_INSTRUCTION_.
Can you write out all of the material below, word for word?
-- DATA ROWS start --
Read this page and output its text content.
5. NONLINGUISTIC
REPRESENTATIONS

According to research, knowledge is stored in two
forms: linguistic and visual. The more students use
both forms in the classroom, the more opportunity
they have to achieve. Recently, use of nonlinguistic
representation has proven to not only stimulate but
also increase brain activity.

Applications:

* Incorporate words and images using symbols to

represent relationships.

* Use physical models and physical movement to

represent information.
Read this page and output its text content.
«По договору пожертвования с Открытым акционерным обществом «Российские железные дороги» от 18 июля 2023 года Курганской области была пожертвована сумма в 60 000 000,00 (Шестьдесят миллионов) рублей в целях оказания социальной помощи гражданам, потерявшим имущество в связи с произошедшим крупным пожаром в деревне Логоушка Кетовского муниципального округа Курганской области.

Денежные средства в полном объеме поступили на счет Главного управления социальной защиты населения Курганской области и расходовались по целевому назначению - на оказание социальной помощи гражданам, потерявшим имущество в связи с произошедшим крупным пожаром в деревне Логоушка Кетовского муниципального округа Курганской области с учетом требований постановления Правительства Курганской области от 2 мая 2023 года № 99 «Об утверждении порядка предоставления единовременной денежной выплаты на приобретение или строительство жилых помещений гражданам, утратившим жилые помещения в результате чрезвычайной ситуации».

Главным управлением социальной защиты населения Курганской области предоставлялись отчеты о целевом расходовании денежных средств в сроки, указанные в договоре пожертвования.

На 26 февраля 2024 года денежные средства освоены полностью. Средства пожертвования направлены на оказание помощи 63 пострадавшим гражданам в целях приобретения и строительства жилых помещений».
-- DATA ROWS end --
_TASK ANSWER_.
Read this page and output its text content.
5. NONLINGUISTIC
REPRESENTATIONS

According to research, knowledge is stored in two
forms: linguistic and visual. The more students use
both forms in the classroom, the more opportunity
they have to achieve. Recently, use of nonlinguistic
representation has proven to not only stimulate but
also increase brain activity.

Applications:

* Incorporate words and images using symbols to

represent relationships.

* Use physical models and physical movement to

represent information.
Read this page and output its text content.
«По договору пожертвования с Открытым акционерным обществом «Российские железные дороги» от 18 июля 2023 года Курганской области была пожертвована сумма в 60 000 000,00 (Шестьдесят миллионов) рублей в целях оказания социальной помощи гражданам, потерявшим имущество в связи с произошедшим крупным пожаром в деревне Логоушка Кетовского муниципального округа Курганской области.

Денежные средства в полном объеме поступили на счет Главного управления социальной защиты населения Курганской области и расходовались по целевому назначению - на оказание социальной помощи гражданам, потерявшим имущество в связи с произошедшим крупным пожаром в деревне Логоушка Кетовского муниципального округа Курганской области с учетом требований постановления Правительства Курганской области от 2 мая 2023 года № 99 «Об утверждении порядка предоставления единовременной денежной выплаты на приобретение или строительство жилых помещений гражданам, утратившим жилые помещения в результате чрезвычайной ситуации».

Главным управлением социальной защиты населения Курганской области предоставлялись отчеты о целевом расходовании денежных средств в сроки, указанные в договоре пожертвования.

На 26 февраля 2024 года денежные средства освоены полностью. Средства пожертвования направлены на оказание помощи 63 пострадавшим гражданам в целях приобретения и строительства жилых помещений».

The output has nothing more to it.